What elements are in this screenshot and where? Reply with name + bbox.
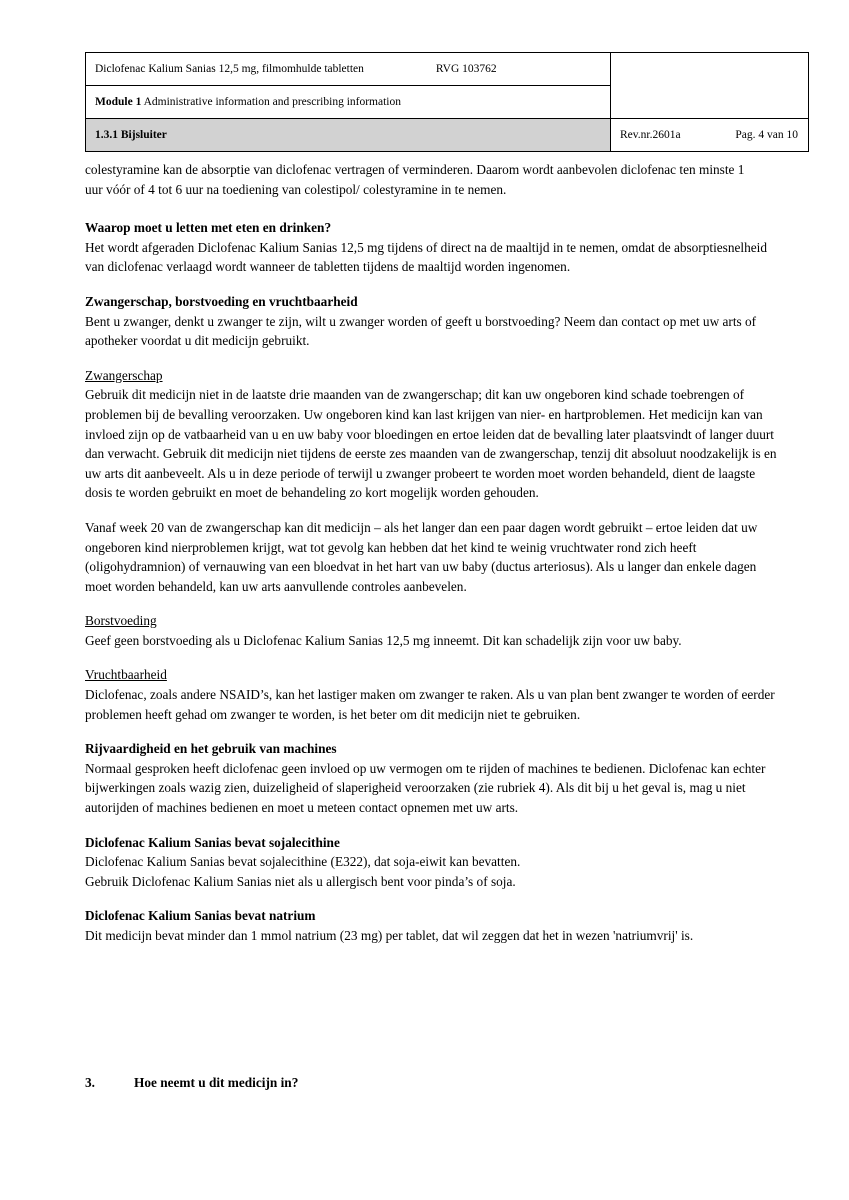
paragraph-eten-drinken: Het wordt afgeraden Diclofenac Kalium Sanias 12,5 mg tijdens of direct na de maaltijd in te nemen, omdat de absorptiesnelheid van diclofenac verlaagd wordt wanneer de tabletten tijdens de maaltijd worden ingenomen. (85, 239, 767, 275)
subheading-wrap-vruchtbaarheid (85, 665, 777, 685)
subheading-vruchtbaarheid: Vruchtbaarheid (85, 667, 167, 683)
heading-sojalecithine: Diclofenac Kalium Sanias bevat sojalecithine (85, 834, 340, 850)
module-label-text: Module 1 (95, 95, 142, 108)
spacer (85, 277, 777, 292)
spacer (85, 503, 777, 518)
product-name-text: Diclofenac Kalium Sanias 12,5 mg, filmomhulde tabletten (95, 62, 364, 75)
heading-zwangerschap-borstvoeding-vruchtbaarheid: Zwangerschap, borstvoeding en vruchtbaarheid (85, 293, 358, 309)
paragraph-natrium: Dit medicijn bevat minder dan 1 mmol natrium (23 mg) per tablet, dat wil zeggen dat het in wezen 'natriumvrij' is. (85, 928, 694, 943)
paragraph-sojalecithine-1: Diclofenac Kalium Sanias bevat sojalecithine (E322), dat soja-eiwit kan bevatten. (85, 854, 521, 870)
header-cell-empty-right (611, 53, 809, 119)
header-cell-revision (611, 119, 809, 152)
heading-natrium: Diclofenac Kalium Sanias bevat natrium (85, 908, 316, 924)
paragraph-zwangerschap-1: Gebruik dit medicijn niet in de laatste drie maanden van de zwangerschap; dit kan uw ongeboren kind schade toebrengen of problemen bij de bevalling veroorzaken. Uw ongeboren kind kan last krijgen van nier- en hartproblemen. Het medicijn kan van invloed zijn op de vatbaarheid van u en uw baby voor bloedingen en ertoe leiden dat de bevalling later plaatsvindt of langer duurt dan verwacht. Gebruik dit medicijn niet tijdens de eerste zes maanden van de zwangerschap, tenzij dit absoluut noodzakelijk is en uw arts dit aanbeveelt. Als u in deze periode of terwijl u zwanger probeert te worden moet worden behandeld, dient de laagste dosis te worden gebruikt en moet de behandeling zo kort mogelijk worden gehouden. (85, 387, 777, 501)
rvg-number-text: RVG 103762 (435, 62, 497, 75)
subheading-wrap-borstvoeding (85, 611, 777, 631)
spacer (85, 650, 777, 665)
revision-number-text: Rev.nr.2601a (620, 128, 681, 141)
heading-rijvaardigheid: Rijvaardigheid en het gebruik van machines (85, 741, 337, 757)
subheading-wrap-zwangerschap (85, 366, 777, 386)
spacer (85, 724, 777, 739)
paragraph-vruchtbaarheid: Diclofenac, zoals andere NSAID’s, kan het lastiger maken om zwanger te raken. Als u van plan bent zwanger te worden of eerder problemen heeft gehad om zwanger te worden, is het beter om dit medicijn niet te gebruiken. (85, 687, 775, 722)
intro-paragraph: colestyramine kan de absorptie van diclofenac vertragen of verminderen. Daarom wordt aanbevolen diclofenac ten minste 1 uur vóór of 4 tot 6 uur na toediening van colestipol/ colestyramine in te nemen. (85, 162, 745, 197)
header-row-product (86, 53, 809, 86)
subheading-borstvoeding: Borstvoeding (85, 613, 157, 629)
spacer (85, 199, 777, 218)
document-header-table (85, 52, 809, 152)
paragraph-zwangerschap-2: Vanaf week 20 van de zwangerschap kan dit medicijn – als het langer dan een paar dagen wordt gebruikt – ertoe leiden dat uw ongeboren kind nierproblemen krijgt, wat tot gevolg kan hebben dat het kind te weinig vruchtwater rond zich heeft (oligohydramnion) of vernauwing van een bloedvat in het hart van uw baby (ductus arteriosus). Als u langer dan enkele dagen moet worden behandeld, kan uw arts aanvullende controles aanbevelen. (85, 519, 758, 594)
page-number-text: Pag. 4 van 10 (735, 128, 798, 141)
paragraph-sojalecithine-2: Gebruik Diclofenac Kalium Sanias niet als u allergisch bent voor pinda’s of soja. (85, 873, 516, 889)
paragraph-zwangerschap-main: Bent u zwanger, denkt u zwanger te zijn, wilt u zwanger worden of geeft u borstvoeding? Neem dan contact op met uw arts of apotheker voordat u dit medicijn gebruikt. (85, 313, 757, 349)
next-section-number: 3. (85, 1075, 95, 1090)
spacer (85, 351, 777, 366)
header-cell-section-title: 1.3.1 Bijsluiter (86, 119, 611, 152)
subheading-zwangerschap: Zwangerschap (85, 367, 163, 383)
module-description-text: Administrative information and prescribing information (143, 95, 401, 108)
header-cell-module (86, 86, 611, 119)
header-cell-product (86, 53, 611, 86)
spacer (85, 818, 777, 833)
spacer (85, 596, 777, 611)
spacer (85, 891, 777, 906)
heading-eten-drinken: Waarop moet u letten met eten en drinken? (85, 220, 332, 236)
document-body (85, 160, 777, 946)
paragraph-rijvaardigheid: Normaal gesproken heeft diclofenac geen invloed op uw vermogen om te rijden of machines te bedienen. Diclofenac kan echter bijwerkingen zoals wazig zien, duizeligheid of slaperigheid veroorzaken (zie rubriek 4). Als dit bij u het geval is, mag u niet autorijden of machines bedienen en moet u meteen contact opnemen met uw arts. (85, 760, 766, 816)
next-section-title: Hoe neemt u dit medicijn in? (134, 1075, 299, 1090)
header-row-section (86, 119, 809, 152)
paragraph-borstvoeding: Geef geen borstvoeding als u Diclofenac Kalium Sanias 12,5 mg inneemt. Dit kan schadelijk zijn voor uw baby. (85, 632, 682, 648)
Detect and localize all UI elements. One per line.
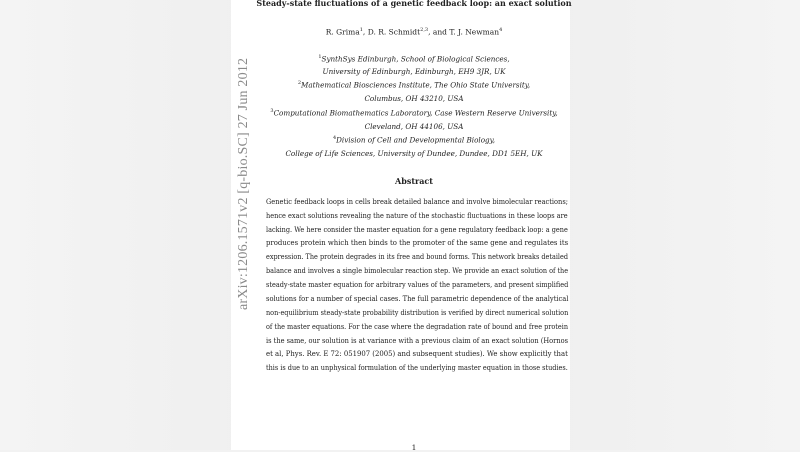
page-number: 1: [411, 443, 417, 452]
abstract-line: lacking. We here consider the master equation for a gene regulatory feedback loop: a gene: [266, 225, 568, 234]
abstract-line: expression. The protein degrades in its free and bound forms. This network breaks detailed: [266, 252, 568, 261]
abstract-line: solutions for a number of special cases. The full parametric dependence of the analytical: [266, 294, 569, 303]
line-text: Steady-state fluctuations of a genetic feedback loop: an exact solution: [256, 0, 572, 8]
affil-mark: 3: [270, 108, 274, 114]
affiliation-line: [231, 149, 597, 158]
line-text: Columbus, OH 43210, USA: [364, 94, 464, 103]
abstract-line: is the same, our solution is at variance with a previous claim of an exact solution (Hornos: [266, 336, 569, 345]
author-name: T. J. Newman: [449, 27, 500, 37]
author-affil-mark: 1: [359, 27, 363, 33]
affiliation-line: [231, 122, 597, 131]
affil-mark: 4: [332, 135, 337, 141]
paper-title: [231, 0, 597, 8]
author-affil-mark: 2,3: [420, 27, 429, 33]
abstract-line: balance and involves a single bimolecular reaction step. We provide an exact solution of the: [266, 266, 569, 275]
line-text: [318, 54, 509, 63]
line-text: [298, 80, 530, 89]
abstract-line: this is due to an unphysical formulation of the underlying master equation in those studies.: [266, 363, 568, 372]
author-affil-mark: 4: [499, 27, 503, 33]
line-text: College of Life Sciences, University of Dundee, Dundee, DD1 5EH, UK: [285, 149, 543, 158]
affiliation-line: [231, 67, 597, 76]
affiliation-line: [231, 135, 597, 144]
author-list: [231, 27, 597, 37]
arxiv-stamp: arXiv:1206.1571v2 [q-bio.SC] 27 Jun 2012: [236, 57, 251, 310]
affil-text: Mathematical Biosciences Institute, The Ohio State University,: [301, 80, 531, 90]
author-separator: ,: [362, 27, 368, 37]
author-separator: , and: [428, 27, 450, 37]
line-text: [270, 108, 557, 117]
abstract-line: steady-state master equation for arbitrary values of the parameters, and present simplified: [266, 280, 569, 289]
abstract-line: et al, Phys. Rev. E 72: 051907 (2005) and subsequent studies). We show explicitly that: [266, 349, 568, 358]
author-name: D. R. Schmidt: [367, 27, 421, 37]
abstract-heading: Abstract: [395, 176, 433, 186]
author-name: R. Grima: [325, 27, 360, 37]
affil-text: Computational Biomathematics Laboratory, Case Western Reserve University,: [273, 108, 558, 118]
affiliation-line: [231, 94, 597, 103]
abstract-line: produces protein which then binds to the promoter of the same gene and regulates its: [266, 238, 569, 247]
affiliation-line: [231, 108, 597, 117]
affil-mark: 1: [318, 54, 322, 60]
affiliation-line: [231, 54, 597, 63]
affil-text: Division of Cell and Developmental Biology,: [336, 135, 496, 145]
abstract-line: Genetic feedback loops in cells break detailed balance and involve bimolecular reactions;: [266, 197, 568, 206]
affiliation-line: [231, 80, 597, 89]
line-text: University of Edinburgh, Edinburgh, EH9 3JR, UK: [322, 67, 506, 76]
affil-text: SynthSys Edinburgh, School of Biological Sciences,: [321, 54, 510, 64]
line-text: Cleveland, OH 44106, USA: [364, 122, 464, 131]
abstract-line: of the master equations. For the case where the degradation rate of bound and free protein: [266, 322, 569, 331]
abstract-line: hence exact solutions revealing the nature of the stochastic fluctuations in these loops are: [266, 211, 568, 220]
line-text: [333, 135, 495, 144]
affil-mark: 2: [297, 80, 302, 86]
line-text: [326, 27, 503, 37]
abstract-line: non-equilibrium steady-state probability distribution is verified by direct numerical solution: [266, 308, 569, 317]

+++++

▶ **Exercise brief**
Exactly how many lines in the listing above contain the word "same"? Only the number should be given.

▶ **Task result**
2